-- To be done --
For each line that holds "this", copy the line out.

-- Provided information --
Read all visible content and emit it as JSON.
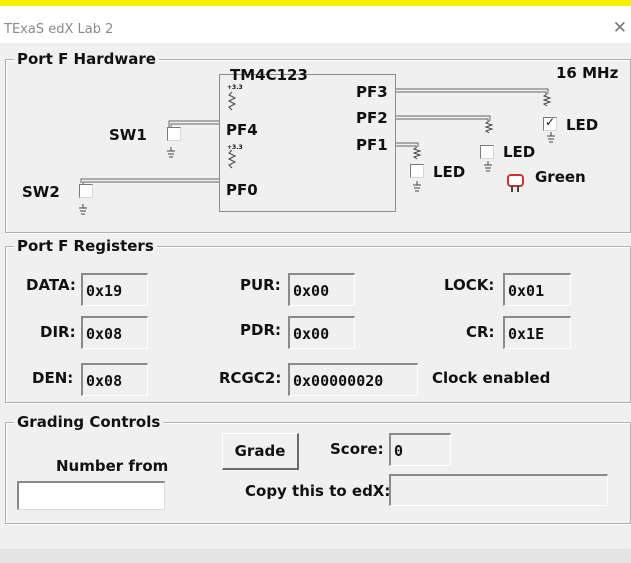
{
  "window": {
    "title": "TExaS edX Lab 2",
    "close_symbol": "✕"
  },
  "hardware": {
    "group_title": "Port F Hardware",
    "chip_name": "TM4C123",
    "clock": "16 MHz",
    "pins": {
      "pf4": "PF4",
      "pf0": "PF0",
      "pf3": "PF3",
      "pf2": "PF2",
      "pf1": "PF1"
    },
    "switches": {
      "sw1": "SW1",
      "sw2": "SW2"
    },
    "pullup_label": "+3.3",
    "leds": [
      {
        "label": "LED",
        "checked": true
      },
      {
        "label": "LED",
        "checked": false
      },
      {
        "label": "LED",
        "checked": false
      }
    ],
    "led_color_label": "Green",
    "led_color": "#cc3333"
  },
  "registers": {
    "group_title": "Port F Registers",
    "data": {
      "label": "DATA:",
      "value": "0x19"
    },
    "dir": {
      "label": "DIR:",
      "value": "0x08"
    },
    "den": {
      "label": "DEN:",
      "value": "0x08"
    },
    "pur": {
      "label": "PUR:",
      "value": "0x00"
    },
    "pdr": {
      "label": "PDR:",
      "value": "0x00"
    },
    "rcgc2": {
      "label": "RCGC2:",
      "value": "0x00000020"
    },
    "lock": {
      "label": "LOCK:",
      "value": "0x01"
    },
    "cr": {
      "label": "CR:",
      "value": "0x1E"
    },
    "clock_status": "Clock enabled"
  },
  "grading": {
    "group_title": "Grading Controls",
    "number_from_label": "Number from",
    "number_from_value": "",
    "grade_button": "Grade",
    "score_label": "Score:",
    "score_value": "0",
    "copy_label": "Copy this to edX:",
    "copy_value": ""
  },
  "colors": {
    "highlight_bar": "#f0f000",
    "panel_bg": "#f0f0f0",
    "wire": "#666666"
  }
}
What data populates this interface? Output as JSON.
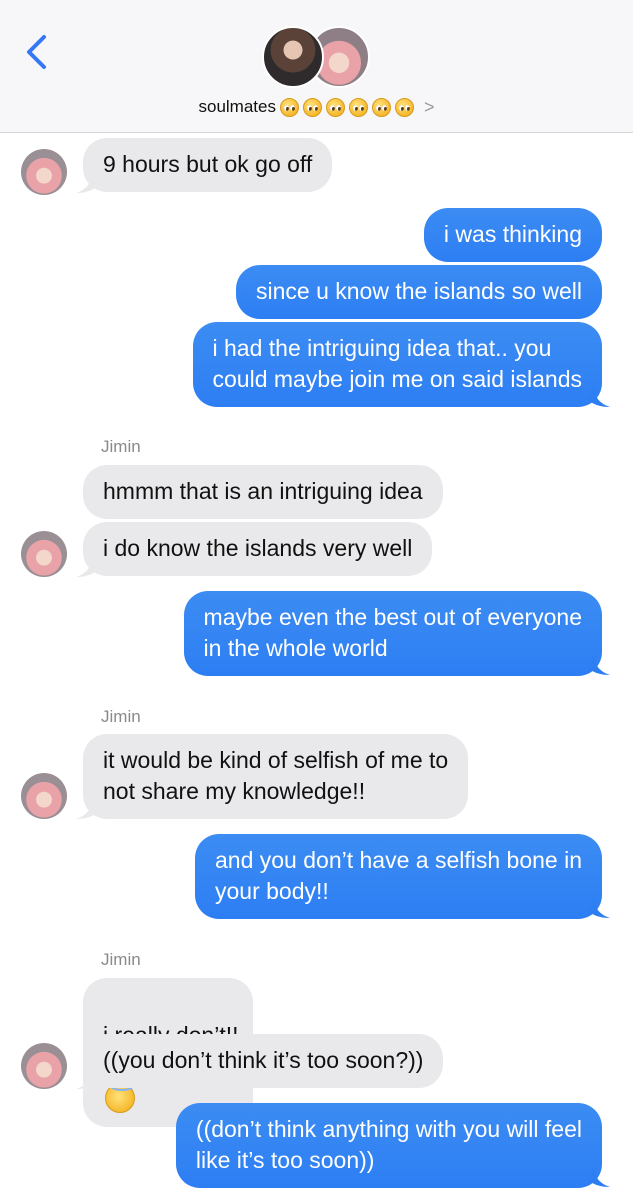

-- Answer to the exercise --
    "copy_label": "Copy this to edX:",
What data populates this interface? Output as JSON.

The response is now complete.